DATA IN THIS EXERCISE:
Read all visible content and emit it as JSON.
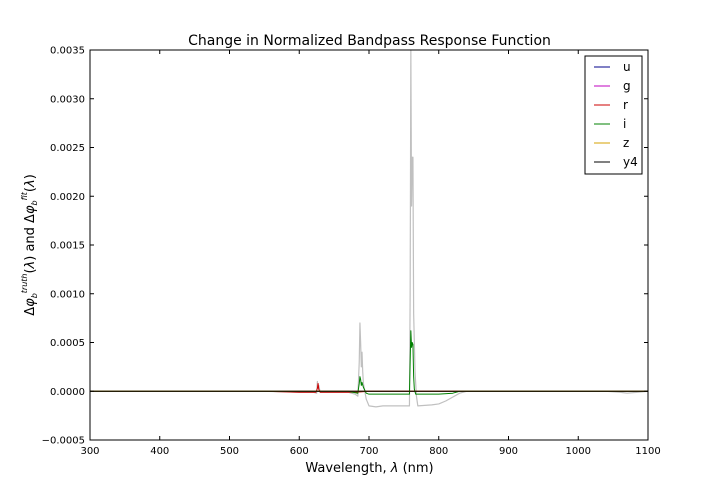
{
  "chart_data": {
    "type": "line",
    "title": "Change in Normalized Bandpass Response Function",
    "xlabel": "Wavelength, λ (nm)",
    "ylabel": "Δφ_b^truth(λ) and Δφ_b^fit(λ)",
    "xlim": [
      300,
      1100
    ],
    "ylim": [
      -0.0005,
      0.0035
    ],
    "xticks": [
      300,
      400,
      500,
      600,
      700,
      800,
      900,
      1000,
      1100
    ],
    "xtick_labels": [
      "300",
      "400",
      "500",
      "600",
      "700",
      "800",
      "900",
      "1000",
      "1100"
    ],
    "yticks": [
      -0.0005,
      0.0,
      0.0005,
      0.001,
      0.0015,
      0.002,
      0.0025,
      0.003,
      0.0035
    ],
    "ytick_labels": [
      "−0.0005",
      "0.0000",
      "0.0005",
      "0.0010",
      "0.0015",
      "0.0020",
      "0.0025",
      "0.0030",
      "0.0035"
    ],
    "grid": false,
    "legend_position": "top-right",
    "series": [
      {
        "name": "u",
        "color": "#00008b",
        "x": [
          300,
          1100
        ],
        "y": [
          0.0,
          0.0
        ]
      },
      {
        "name": "g",
        "color": "#bf00bf",
        "x": [
          300,
          1100
        ],
        "y": [
          0.0,
          0.0
        ]
      },
      {
        "name": "r",
        "color": "#cc0000",
        "x": [
          300,
          550,
          600,
          624,
          626,
          627,
          628,
          630,
          650,
          680,
          700,
          1100
        ],
        "y": [
          0.0,
          0.0,
          -1e-05,
          -1e-05,
          3e-05,
          8e-05,
          2e-05,
          -1e-05,
          -1e-05,
          -1e-05,
          0.0,
          0.0
        ]
      },
      {
        "name": "i",
        "color": "#008000",
        "x": [
          300,
          670,
          684,
          686,
          687,
          688,
          689,
          690,
          692,
          696,
          700,
          720,
          758,
          759,
          760,
          761,
          762,
          763,
          764,
          765,
          767,
          770,
          780,
          800,
          820,
          830,
          1100
        ],
        "y": [
          0.0,
          0.0,
          -2e-05,
          8e-05,
          0.00015,
          0.00012,
          6e-05,
          9e-05,
          4e-05,
          -2e-05,
          -3e-05,
          -3e-05,
          -3e-05,
          0.0003,
          0.00062,
          0.00045,
          0.0005,
          0.00048,
          0.00015,
          2e-05,
          -3e-05,
          -3e-05,
          -3e-05,
          -3e-05,
          -2e-05,
          0.0,
          0.0
        ]
      },
      {
        "name": "z",
        "color": "#d4a000",
        "x": [
          300,
          1100
        ],
        "y": [
          0.0,
          0.0
        ]
      },
      {
        "name": "y4",
        "color": "#000000",
        "x": [
          300,
          1100
        ],
        "y": [
          0.0,
          0.0
        ]
      },
      {
        "name": "",
        "color": "#c0c0c0",
        "x": [
          300,
          550,
          600,
          620,
          625,
          626,
          627,
          628,
          630,
          650,
          670,
          680,
          684,
          686,
          687,
          688,
          689,
          690,
          691,
          692,
          694,
          696,
          700,
          710,
          720,
          740,
          758,
          759,
          760,
          761,
          762,
          763,
          764,
          766,
          768,
          770,
          790,
          800,
          810,
          820,
          830,
          840,
          850,
          900,
          1000,
          1040,
          1060,
          1070,
          1100
        ],
        "y": [
          0.0,
          0.0,
          -1e-05,
          -1e-05,
          -2e-05,
          0.0001,
          3e-05,
          6e-05,
          -1e-05,
          -1e-05,
          -1e-05,
          -3e-05,
          -5e-05,
          0.0003,
          0.0007,
          0.0005,
          0.00025,
          0.0004,
          0.0002,
          8e-05,
          0.0,
          -8e-05,
          -0.00015,
          -0.00016,
          -0.00015,
          -0.00015,
          -0.00015,
          0.001,
          0.0035,
          0.0019,
          0.0024,
          0.0024,
          0.0008,
          0.0002,
          -5e-05,
          -0.00015,
          -0.00014,
          -0.00013,
          -0.0001,
          -6e-05,
          -2e-05,
          0.0,
          0.0,
          0.0,
          0.0,
          0.0,
          -1e-05,
          -2e-05,
          0.0
        ]
      }
    ]
  }
}
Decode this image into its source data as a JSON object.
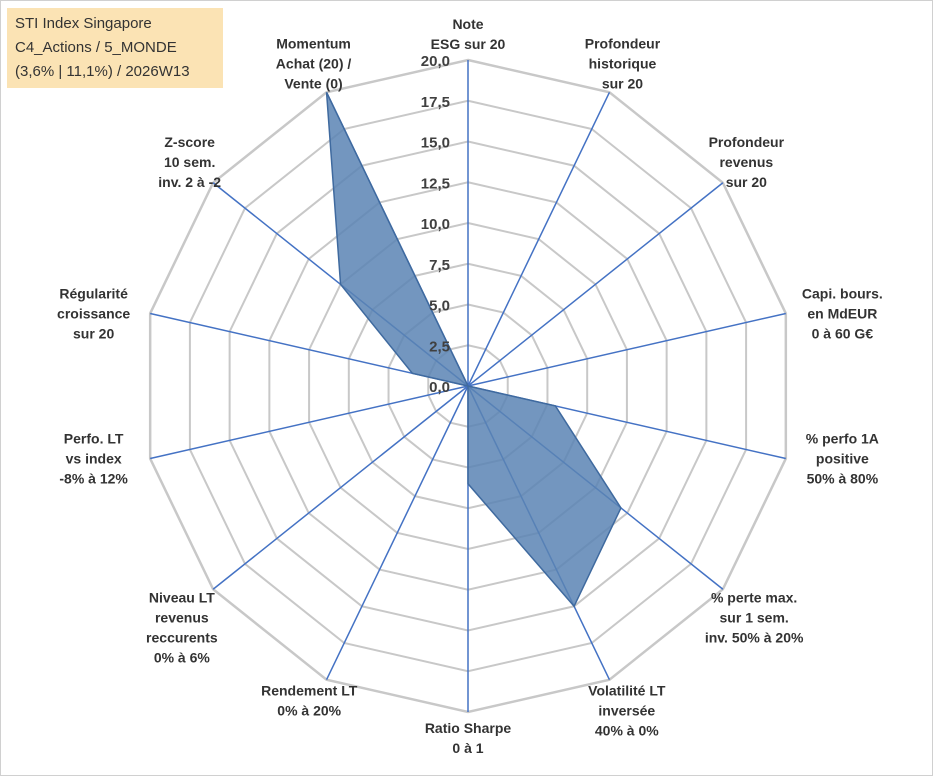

GIVEN INSTRUCTION:
Pull out every line above that holds the word "JSON".

RESULT OF THIS EXERCISE:
Read all visible content and emit it as JSON.
Decode this image into its source data as a JSON object.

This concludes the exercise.